#### [Available records]
________________________

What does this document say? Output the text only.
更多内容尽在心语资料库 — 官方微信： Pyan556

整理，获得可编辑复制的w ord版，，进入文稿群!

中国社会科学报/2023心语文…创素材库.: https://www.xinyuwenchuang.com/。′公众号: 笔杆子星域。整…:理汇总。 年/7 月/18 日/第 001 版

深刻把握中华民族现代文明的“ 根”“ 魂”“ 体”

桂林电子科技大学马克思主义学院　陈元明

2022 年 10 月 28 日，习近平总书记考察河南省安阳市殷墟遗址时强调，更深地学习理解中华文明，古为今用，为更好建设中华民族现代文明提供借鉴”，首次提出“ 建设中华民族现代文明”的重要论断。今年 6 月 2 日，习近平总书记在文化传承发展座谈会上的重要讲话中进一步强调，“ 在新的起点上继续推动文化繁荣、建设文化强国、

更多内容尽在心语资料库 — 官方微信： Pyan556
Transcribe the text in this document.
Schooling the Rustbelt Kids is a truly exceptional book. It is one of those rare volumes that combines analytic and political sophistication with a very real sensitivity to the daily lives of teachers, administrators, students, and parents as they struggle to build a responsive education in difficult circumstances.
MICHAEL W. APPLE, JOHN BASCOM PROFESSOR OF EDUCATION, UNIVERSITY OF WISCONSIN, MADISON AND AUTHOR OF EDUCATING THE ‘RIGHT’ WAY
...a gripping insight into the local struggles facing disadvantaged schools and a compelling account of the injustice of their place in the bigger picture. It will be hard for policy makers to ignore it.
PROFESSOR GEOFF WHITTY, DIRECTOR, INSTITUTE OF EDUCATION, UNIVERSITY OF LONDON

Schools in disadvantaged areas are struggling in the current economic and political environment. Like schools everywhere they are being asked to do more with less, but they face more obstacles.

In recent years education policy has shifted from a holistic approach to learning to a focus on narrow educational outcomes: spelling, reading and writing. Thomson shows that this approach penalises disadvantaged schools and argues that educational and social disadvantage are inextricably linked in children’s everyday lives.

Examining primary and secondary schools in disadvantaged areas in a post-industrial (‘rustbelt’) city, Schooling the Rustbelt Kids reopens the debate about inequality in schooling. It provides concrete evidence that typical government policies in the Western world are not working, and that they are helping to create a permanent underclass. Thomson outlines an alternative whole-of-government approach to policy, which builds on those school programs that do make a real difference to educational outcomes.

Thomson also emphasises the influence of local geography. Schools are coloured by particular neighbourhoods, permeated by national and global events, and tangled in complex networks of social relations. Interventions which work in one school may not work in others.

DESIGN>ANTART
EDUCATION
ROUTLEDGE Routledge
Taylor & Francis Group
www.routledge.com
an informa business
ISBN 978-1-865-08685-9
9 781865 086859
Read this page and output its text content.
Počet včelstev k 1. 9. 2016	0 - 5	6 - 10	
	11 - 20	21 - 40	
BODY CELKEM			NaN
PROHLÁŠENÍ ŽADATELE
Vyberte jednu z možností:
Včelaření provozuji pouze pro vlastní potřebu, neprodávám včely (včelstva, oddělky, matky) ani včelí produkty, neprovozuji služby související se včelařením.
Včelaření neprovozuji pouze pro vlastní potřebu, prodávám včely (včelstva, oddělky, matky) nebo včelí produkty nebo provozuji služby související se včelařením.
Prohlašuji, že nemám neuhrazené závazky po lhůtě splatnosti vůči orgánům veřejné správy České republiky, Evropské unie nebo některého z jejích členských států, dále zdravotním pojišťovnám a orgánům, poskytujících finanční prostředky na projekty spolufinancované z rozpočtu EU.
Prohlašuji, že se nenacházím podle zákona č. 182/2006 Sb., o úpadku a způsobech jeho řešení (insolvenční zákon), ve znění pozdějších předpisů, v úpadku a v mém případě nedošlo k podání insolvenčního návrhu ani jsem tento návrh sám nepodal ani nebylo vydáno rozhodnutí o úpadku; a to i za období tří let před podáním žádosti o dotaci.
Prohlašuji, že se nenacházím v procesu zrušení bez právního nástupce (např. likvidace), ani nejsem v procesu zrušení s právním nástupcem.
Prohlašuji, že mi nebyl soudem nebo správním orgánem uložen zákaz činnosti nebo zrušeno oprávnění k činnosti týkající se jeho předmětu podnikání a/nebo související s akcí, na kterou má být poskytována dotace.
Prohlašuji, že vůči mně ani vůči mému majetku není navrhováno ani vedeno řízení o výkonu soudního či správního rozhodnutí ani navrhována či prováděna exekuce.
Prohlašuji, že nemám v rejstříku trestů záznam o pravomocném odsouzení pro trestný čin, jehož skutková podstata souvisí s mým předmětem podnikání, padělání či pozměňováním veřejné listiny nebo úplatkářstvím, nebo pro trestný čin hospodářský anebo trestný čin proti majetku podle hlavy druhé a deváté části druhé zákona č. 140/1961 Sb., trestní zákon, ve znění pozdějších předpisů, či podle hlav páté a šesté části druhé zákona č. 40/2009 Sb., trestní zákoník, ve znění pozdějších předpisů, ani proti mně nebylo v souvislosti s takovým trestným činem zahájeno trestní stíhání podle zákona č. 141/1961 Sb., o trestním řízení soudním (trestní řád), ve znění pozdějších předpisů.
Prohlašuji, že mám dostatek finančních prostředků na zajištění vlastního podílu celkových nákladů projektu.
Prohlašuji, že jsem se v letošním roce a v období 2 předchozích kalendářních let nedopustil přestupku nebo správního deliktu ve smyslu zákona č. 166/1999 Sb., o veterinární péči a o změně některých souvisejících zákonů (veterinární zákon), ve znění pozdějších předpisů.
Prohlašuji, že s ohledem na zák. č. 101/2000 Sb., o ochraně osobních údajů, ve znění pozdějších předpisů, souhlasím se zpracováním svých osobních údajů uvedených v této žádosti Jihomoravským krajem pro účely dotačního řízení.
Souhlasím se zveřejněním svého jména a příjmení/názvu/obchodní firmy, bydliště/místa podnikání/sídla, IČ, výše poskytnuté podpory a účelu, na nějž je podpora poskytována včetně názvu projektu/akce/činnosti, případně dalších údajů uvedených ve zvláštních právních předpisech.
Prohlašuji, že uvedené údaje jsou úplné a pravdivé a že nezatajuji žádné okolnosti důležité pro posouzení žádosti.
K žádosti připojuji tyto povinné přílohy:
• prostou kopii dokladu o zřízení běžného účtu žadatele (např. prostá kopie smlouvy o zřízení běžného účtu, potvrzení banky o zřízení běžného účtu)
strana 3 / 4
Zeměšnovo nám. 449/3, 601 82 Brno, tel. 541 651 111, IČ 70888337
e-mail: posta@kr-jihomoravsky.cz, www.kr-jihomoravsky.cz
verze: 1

________________________

#### [Task requirements]
Count how many lines above include the word "uvedených" and answer with that figure only.

#### [Result]
2